§ **Task goal**
Reproduce each line from the records that holds "filing".

· · · ·

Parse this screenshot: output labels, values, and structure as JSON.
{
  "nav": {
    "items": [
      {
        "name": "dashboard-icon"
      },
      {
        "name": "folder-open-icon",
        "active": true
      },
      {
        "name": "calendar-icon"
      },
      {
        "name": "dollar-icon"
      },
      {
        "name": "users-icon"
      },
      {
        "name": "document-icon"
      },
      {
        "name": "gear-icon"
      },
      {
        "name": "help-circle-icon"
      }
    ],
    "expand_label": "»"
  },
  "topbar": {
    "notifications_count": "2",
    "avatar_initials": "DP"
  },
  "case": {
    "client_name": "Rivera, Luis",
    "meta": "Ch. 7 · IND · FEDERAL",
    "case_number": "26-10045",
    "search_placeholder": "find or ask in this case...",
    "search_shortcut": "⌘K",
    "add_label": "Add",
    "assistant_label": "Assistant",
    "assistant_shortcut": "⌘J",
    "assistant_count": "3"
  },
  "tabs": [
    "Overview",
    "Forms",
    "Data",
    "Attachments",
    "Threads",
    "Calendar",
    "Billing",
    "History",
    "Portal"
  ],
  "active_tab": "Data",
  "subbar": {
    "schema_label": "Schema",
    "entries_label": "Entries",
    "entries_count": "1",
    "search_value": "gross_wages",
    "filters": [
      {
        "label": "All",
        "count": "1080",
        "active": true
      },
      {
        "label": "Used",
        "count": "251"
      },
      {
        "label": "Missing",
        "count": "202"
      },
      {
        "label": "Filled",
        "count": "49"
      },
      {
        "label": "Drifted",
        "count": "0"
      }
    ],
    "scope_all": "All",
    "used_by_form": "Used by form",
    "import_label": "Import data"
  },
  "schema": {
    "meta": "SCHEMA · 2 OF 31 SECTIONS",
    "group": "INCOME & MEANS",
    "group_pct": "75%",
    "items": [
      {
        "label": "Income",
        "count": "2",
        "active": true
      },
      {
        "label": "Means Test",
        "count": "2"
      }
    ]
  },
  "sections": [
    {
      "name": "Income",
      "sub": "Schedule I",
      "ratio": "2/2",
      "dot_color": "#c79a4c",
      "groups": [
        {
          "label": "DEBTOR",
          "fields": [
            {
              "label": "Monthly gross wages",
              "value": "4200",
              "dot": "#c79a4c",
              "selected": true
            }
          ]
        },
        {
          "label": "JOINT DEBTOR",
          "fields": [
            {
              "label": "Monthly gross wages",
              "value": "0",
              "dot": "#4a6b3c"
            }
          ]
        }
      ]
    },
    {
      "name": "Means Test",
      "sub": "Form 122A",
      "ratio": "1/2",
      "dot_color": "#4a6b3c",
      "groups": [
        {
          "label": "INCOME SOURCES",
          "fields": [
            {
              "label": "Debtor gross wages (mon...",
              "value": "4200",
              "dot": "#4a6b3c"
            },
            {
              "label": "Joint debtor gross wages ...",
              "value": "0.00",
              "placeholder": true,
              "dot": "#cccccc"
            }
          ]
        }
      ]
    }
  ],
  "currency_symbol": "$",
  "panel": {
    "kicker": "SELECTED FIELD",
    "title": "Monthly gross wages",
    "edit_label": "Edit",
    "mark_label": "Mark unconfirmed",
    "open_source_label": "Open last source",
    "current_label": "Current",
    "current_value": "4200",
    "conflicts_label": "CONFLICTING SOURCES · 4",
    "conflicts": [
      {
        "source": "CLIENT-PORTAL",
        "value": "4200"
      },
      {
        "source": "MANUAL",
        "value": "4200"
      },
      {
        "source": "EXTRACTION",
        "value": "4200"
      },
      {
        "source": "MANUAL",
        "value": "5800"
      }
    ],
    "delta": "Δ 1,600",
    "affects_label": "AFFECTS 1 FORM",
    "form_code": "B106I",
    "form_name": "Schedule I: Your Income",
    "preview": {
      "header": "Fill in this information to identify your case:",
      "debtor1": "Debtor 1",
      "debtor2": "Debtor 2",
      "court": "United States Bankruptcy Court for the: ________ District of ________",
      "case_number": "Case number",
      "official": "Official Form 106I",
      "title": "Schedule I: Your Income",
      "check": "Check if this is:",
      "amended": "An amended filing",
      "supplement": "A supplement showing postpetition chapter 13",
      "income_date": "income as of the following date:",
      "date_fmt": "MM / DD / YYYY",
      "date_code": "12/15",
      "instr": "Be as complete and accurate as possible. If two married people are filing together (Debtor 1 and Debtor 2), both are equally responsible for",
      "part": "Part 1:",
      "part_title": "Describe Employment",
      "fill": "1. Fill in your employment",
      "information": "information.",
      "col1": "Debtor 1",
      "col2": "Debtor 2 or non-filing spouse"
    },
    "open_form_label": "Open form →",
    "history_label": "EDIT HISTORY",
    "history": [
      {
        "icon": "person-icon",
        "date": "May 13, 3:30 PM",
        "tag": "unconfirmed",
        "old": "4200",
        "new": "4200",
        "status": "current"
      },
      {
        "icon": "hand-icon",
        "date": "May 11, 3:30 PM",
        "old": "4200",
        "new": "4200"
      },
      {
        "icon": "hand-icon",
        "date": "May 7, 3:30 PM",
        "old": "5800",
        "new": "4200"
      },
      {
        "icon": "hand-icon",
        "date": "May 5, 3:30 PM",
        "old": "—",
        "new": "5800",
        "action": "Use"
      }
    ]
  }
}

· · · ·

§ **Answer to this problem**
      "amended": "An amended filing",
      "instr": "Be as complete and accurate as possible. If two married people are filing together (Debtor 1 and Debtor 2), both are equally responsible for",
      "col2": "Debtor 2 or non-filing spouse"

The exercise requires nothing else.